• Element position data

——

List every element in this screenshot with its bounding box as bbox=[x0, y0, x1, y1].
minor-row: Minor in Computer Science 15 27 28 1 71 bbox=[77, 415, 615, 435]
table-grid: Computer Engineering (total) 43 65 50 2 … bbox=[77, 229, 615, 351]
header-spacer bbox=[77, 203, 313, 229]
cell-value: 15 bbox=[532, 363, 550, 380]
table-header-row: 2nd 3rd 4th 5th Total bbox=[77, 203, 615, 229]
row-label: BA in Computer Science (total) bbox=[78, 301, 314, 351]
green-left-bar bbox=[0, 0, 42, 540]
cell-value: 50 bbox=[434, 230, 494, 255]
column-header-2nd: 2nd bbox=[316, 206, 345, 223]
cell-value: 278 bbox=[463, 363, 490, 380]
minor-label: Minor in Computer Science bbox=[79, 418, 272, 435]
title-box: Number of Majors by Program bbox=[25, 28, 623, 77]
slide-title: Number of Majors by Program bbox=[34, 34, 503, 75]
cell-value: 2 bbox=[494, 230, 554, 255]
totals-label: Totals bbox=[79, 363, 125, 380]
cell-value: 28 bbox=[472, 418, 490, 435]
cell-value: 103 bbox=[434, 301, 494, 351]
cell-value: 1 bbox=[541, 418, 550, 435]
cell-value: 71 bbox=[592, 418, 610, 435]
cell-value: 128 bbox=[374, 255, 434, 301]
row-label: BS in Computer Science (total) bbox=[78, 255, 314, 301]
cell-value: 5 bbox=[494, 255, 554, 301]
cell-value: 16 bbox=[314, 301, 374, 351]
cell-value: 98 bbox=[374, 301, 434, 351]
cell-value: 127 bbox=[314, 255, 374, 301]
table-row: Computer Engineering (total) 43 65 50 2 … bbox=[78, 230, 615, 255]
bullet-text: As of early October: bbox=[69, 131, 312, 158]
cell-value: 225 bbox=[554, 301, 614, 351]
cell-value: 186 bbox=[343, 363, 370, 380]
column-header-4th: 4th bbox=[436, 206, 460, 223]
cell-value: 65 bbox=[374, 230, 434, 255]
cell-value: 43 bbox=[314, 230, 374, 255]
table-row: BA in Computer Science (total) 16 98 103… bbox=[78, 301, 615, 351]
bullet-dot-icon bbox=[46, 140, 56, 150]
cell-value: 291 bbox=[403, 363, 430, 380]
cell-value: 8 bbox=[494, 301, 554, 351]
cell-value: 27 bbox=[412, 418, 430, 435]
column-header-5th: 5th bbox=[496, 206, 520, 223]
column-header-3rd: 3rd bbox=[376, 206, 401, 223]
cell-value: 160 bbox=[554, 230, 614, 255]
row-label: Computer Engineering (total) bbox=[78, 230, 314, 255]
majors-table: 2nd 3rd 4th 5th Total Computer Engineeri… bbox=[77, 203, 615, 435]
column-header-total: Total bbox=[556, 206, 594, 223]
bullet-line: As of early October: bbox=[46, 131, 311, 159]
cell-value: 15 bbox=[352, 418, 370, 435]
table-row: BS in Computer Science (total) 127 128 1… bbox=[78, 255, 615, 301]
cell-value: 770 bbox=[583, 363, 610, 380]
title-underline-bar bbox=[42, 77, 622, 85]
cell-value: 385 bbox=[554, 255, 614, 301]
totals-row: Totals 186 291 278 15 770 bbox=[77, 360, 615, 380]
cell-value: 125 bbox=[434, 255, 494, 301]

——

Write out all of the lines above without any changes.

List every element in this screenshot with its bounding box as bbox=[x0, y0, x1, y1].
minor-row: Minor in Computer Science 15 27 28 1 71 bbox=[77, 415, 615, 435]
table-grid: Computer Engineering (total) 43 65 50 2 … bbox=[77, 229, 615, 351]
header-spacer bbox=[77, 203, 313, 229]
cell-value: 15 bbox=[532, 363, 550, 380]
table-header-row: 2nd 3rd 4th 5th Total bbox=[77, 203, 615, 229]
row-label: BA in Computer Science (total) bbox=[78, 301, 314, 351]
green-left-bar bbox=[0, 0, 42, 540]
cell-value: 50 bbox=[434, 230, 494, 255]
column-header-2nd: 2nd bbox=[316, 206, 345, 223]
cell-value: 278 bbox=[463, 363, 490, 380]
minor-label: Minor in Computer Science bbox=[79, 418, 272, 435]
title-box: Number of Majors by Program bbox=[25, 28, 623, 77]
slide-title: Number of Majors by Program bbox=[34, 34, 503, 75]
cell-value: 2 bbox=[494, 230, 554, 255]
totals-label: Totals bbox=[79, 363, 125, 380]
cell-value: 28 bbox=[472, 418, 490, 435]
cell-value: 103 bbox=[434, 301, 494, 351]
cell-value: 1 bbox=[541, 418, 550, 435]
cell-value: 71 bbox=[592, 418, 610, 435]
cell-value: 128 bbox=[374, 255, 434, 301]
row-label: BS in Computer Science (total) bbox=[78, 255, 314, 301]
cell-value: 5 bbox=[494, 255, 554, 301]
cell-value: 16 bbox=[314, 301, 374, 351]
cell-value: 98 bbox=[374, 301, 434, 351]
cell-value: 127 bbox=[314, 255, 374, 301]
table-row: Computer Engineering (total) 43 65 50 2 … bbox=[78, 230, 615, 255]
bullet-text: As of early October: bbox=[69, 131, 312, 158]
cell-value: 225 bbox=[554, 301, 614, 351]
cell-value: 186 bbox=[343, 363, 370, 380]
column-header-4th: 4th bbox=[436, 206, 460, 223]
cell-value: 65 bbox=[374, 230, 434, 255]
cell-value: 43 bbox=[314, 230, 374, 255]
table-row: BA in Computer Science (total) 16 98 103… bbox=[78, 301, 615, 351]
bullet-dot-icon bbox=[46, 140, 56, 150]
cell-value: 291 bbox=[403, 363, 430, 380]
cell-value: 8 bbox=[494, 301, 554, 351]
cell-value: 27 bbox=[412, 418, 430, 435]
column-header-5th: 5th bbox=[496, 206, 520, 223]
column-header-3rd: 3rd bbox=[376, 206, 401, 223]
cell-value: 160 bbox=[554, 230, 614, 255]
row-label: Computer Engineering (total) bbox=[78, 230, 314, 255]
majors-table: 2nd 3rd 4th 5th Total Computer Engineeri… bbox=[77, 203, 615, 435]
column-header-total: Total bbox=[556, 206, 594, 223]
bullet-line: As of early October: bbox=[46, 131, 311, 159]
cell-value: 15 bbox=[352, 418, 370, 435]
table-row: BS in Computer Science (total) 127 128 1… bbox=[78, 255, 615, 301]
cell-value: 770 bbox=[583, 363, 610, 380]
title-underline-bar bbox=[42, 77, 622, 85]
cell-value: 385 bbox=[554, 255, 614, 301]
totals-row: Totals 186 291 278 15 770 bbox=[77, 360, 615, 380]
cell-value: 125 bbox=[434, 255, 494, 301]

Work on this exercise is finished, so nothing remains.